--- Start of Data extract ---
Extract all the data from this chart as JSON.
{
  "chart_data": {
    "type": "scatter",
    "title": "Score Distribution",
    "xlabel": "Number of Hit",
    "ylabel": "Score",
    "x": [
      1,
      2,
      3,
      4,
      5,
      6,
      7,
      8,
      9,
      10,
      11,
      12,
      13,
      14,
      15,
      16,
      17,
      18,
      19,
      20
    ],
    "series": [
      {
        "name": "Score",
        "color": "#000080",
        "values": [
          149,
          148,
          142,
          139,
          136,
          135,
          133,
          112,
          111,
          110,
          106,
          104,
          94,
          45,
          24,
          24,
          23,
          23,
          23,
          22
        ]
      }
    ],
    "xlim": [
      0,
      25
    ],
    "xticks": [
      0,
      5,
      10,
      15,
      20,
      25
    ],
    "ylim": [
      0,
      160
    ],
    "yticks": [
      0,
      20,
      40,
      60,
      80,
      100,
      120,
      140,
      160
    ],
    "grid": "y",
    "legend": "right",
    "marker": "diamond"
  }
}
--- End of Data extract ---
--- Start of Data extract ---
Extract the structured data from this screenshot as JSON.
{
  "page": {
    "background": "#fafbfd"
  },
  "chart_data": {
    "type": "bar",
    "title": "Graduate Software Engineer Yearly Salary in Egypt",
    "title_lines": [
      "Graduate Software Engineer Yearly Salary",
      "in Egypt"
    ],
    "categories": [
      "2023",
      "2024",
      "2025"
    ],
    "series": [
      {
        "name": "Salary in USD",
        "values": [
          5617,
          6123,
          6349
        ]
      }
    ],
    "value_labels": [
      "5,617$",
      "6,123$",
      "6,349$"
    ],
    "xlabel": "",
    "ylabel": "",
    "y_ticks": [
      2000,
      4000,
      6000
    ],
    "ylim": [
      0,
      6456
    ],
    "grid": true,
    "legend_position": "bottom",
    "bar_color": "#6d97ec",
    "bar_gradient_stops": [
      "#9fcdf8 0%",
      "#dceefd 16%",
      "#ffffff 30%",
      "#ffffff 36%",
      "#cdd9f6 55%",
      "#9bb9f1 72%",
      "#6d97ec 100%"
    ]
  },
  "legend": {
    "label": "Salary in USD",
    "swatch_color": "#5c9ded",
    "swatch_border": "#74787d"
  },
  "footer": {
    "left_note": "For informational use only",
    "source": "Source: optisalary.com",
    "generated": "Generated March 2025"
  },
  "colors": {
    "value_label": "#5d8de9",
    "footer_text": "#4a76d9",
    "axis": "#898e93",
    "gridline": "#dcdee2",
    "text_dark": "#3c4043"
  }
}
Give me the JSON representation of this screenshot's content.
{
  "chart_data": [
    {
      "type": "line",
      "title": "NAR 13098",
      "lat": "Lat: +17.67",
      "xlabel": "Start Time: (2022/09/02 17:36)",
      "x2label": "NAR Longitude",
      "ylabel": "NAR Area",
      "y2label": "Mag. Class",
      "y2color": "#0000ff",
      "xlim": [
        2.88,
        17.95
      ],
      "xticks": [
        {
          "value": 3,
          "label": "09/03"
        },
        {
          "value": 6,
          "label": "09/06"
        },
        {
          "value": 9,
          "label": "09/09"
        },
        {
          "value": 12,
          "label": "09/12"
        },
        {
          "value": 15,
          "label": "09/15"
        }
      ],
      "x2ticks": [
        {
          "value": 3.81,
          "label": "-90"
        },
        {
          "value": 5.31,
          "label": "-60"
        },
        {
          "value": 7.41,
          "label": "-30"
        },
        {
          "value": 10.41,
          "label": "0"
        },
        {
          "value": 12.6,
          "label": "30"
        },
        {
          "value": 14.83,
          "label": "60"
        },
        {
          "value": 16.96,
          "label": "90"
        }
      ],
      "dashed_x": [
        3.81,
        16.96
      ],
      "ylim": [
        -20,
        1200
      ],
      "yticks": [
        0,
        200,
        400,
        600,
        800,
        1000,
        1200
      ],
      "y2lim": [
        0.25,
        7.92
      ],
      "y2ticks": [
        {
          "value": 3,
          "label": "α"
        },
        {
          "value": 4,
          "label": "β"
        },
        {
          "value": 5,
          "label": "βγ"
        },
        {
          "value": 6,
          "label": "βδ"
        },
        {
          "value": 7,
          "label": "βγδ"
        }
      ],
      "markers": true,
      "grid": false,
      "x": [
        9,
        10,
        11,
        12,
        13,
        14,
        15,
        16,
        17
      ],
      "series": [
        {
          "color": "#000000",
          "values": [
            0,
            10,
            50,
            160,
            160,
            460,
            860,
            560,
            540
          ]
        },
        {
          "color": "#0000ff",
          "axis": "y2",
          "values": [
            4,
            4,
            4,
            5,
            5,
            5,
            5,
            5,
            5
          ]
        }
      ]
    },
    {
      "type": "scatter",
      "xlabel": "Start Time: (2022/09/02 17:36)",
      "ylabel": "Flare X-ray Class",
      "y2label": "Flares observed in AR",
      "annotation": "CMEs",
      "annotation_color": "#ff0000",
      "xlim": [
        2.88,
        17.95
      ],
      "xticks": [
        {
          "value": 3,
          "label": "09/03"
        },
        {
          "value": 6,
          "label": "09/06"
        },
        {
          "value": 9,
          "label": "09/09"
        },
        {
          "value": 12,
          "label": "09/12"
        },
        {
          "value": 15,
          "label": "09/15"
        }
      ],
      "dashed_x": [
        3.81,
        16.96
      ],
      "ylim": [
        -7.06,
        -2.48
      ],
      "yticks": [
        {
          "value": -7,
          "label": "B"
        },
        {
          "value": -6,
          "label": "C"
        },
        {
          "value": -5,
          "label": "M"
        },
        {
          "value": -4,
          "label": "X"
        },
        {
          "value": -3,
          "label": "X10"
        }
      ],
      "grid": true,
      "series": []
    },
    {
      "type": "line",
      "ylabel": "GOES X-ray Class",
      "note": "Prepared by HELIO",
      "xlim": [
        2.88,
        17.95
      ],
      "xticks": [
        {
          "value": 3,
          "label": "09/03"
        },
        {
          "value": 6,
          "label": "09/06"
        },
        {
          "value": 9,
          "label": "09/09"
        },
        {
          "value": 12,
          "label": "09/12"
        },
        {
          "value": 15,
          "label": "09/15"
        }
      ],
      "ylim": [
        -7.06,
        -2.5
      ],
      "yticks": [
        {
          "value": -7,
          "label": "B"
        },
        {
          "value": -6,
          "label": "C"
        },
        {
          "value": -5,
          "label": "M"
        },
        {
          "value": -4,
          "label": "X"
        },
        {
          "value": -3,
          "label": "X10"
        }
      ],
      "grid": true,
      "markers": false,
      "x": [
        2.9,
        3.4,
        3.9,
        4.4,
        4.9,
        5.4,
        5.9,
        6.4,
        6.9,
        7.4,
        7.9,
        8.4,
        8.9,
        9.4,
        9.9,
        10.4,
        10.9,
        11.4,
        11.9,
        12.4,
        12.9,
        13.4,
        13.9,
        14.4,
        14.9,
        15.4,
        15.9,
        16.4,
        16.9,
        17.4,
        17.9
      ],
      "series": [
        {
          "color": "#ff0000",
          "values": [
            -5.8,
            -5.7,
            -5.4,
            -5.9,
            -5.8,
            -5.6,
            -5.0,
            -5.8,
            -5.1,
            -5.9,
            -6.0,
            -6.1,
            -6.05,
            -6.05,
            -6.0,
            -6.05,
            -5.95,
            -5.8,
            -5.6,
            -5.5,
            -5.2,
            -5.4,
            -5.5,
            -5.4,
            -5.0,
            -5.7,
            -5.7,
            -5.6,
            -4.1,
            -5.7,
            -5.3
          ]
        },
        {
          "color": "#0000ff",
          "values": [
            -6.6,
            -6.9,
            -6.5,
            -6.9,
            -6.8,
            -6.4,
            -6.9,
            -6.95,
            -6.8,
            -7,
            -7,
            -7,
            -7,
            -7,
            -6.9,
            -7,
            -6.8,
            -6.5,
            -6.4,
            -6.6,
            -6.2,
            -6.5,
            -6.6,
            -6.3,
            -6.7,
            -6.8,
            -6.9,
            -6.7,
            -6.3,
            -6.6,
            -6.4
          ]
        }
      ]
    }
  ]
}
--- End of Data extract ---
Which lines in the listing above hold the word "JSON"? Show each of them.

Result of this task:
Extract all the data from this chart as JSON.
Extract the structured data from this screenshot as JSON.
Give me the JSON representation of this screenshot's content.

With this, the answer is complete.